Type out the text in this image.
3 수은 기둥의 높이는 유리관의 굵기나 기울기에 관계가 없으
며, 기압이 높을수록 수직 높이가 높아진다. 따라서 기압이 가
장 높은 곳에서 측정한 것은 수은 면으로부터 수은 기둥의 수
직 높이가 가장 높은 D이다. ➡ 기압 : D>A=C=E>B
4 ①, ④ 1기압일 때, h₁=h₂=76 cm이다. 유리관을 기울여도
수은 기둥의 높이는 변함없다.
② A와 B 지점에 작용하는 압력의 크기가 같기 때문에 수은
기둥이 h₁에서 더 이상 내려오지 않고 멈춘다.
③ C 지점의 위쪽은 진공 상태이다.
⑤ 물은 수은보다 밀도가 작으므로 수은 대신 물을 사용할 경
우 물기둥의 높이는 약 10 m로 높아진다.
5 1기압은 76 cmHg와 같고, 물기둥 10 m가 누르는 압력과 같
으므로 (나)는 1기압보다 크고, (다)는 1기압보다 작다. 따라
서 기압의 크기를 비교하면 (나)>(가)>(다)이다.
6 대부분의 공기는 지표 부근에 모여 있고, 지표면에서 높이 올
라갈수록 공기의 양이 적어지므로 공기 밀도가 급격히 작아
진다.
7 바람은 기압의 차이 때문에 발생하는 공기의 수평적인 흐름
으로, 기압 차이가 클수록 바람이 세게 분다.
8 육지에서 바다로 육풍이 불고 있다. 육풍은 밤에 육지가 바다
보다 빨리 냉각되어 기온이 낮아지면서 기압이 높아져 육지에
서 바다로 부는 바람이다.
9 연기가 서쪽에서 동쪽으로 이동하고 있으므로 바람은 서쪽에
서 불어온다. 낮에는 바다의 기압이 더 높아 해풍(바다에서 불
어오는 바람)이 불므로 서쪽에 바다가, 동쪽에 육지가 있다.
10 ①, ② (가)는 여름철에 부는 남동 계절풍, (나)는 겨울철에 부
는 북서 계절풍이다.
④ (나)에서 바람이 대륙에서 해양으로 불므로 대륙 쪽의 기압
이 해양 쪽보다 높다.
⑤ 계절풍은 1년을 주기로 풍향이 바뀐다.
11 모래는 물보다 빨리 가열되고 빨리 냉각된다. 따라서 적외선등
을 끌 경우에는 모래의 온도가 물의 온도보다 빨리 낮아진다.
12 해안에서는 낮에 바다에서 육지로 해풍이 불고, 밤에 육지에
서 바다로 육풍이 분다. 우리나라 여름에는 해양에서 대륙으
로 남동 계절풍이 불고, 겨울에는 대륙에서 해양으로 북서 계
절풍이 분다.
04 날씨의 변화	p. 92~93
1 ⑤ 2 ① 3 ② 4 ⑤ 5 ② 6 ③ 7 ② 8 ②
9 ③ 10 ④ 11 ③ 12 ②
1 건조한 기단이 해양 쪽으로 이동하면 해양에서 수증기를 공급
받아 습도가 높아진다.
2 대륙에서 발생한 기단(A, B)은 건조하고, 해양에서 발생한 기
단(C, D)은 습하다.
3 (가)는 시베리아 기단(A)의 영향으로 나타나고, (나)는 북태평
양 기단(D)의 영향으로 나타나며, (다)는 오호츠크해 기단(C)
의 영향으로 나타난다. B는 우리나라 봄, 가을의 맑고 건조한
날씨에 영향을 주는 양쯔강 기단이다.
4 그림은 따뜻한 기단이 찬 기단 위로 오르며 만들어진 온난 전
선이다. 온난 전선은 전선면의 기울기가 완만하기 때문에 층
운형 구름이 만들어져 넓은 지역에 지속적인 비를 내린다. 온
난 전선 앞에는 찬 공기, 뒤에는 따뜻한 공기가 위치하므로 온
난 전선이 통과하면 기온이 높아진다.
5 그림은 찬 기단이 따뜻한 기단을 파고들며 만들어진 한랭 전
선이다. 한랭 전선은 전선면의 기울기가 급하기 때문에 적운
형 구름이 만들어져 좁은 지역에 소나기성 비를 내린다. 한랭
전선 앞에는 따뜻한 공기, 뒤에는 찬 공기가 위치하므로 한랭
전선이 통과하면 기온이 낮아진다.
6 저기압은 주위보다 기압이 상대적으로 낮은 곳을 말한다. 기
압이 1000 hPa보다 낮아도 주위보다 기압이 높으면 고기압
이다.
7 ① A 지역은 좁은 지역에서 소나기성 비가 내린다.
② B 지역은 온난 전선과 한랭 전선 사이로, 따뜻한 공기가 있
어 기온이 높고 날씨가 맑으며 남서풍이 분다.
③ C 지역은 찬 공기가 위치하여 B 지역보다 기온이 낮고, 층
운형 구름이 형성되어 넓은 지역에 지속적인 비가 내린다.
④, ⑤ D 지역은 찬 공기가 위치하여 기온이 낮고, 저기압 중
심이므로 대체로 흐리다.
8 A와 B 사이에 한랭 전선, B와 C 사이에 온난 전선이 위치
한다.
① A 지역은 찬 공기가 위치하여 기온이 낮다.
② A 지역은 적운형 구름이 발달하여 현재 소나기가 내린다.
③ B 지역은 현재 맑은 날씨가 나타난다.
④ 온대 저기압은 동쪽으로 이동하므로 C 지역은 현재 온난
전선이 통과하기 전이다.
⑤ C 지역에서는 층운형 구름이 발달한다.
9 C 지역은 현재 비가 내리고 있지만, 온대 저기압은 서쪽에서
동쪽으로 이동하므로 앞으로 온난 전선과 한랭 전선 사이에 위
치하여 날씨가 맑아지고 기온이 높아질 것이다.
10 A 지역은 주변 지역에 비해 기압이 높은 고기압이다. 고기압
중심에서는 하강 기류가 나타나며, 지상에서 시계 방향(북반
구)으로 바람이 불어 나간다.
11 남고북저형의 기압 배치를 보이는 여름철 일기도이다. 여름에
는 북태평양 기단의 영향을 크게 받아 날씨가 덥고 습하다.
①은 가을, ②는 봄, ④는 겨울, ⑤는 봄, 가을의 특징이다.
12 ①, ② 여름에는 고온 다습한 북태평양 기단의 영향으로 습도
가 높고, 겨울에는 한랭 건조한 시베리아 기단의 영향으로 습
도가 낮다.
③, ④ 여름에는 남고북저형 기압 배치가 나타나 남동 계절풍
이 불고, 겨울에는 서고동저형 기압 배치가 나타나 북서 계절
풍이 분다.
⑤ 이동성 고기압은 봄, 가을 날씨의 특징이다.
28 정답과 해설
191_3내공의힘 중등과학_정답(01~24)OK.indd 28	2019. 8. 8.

++++++

EXERCISE REQUIREMENTS ▸
Copy out all lines that carry the word "서쪽에서".

ANSWER TO THE EXERCISE ▸
9 연기가 서쪽에서 동쪽으로 이동하고 있으므로 바람은 서쪽에
9 C 지역은 현재 비가 내리고 있지만, 온대 저기압은 서쪽에서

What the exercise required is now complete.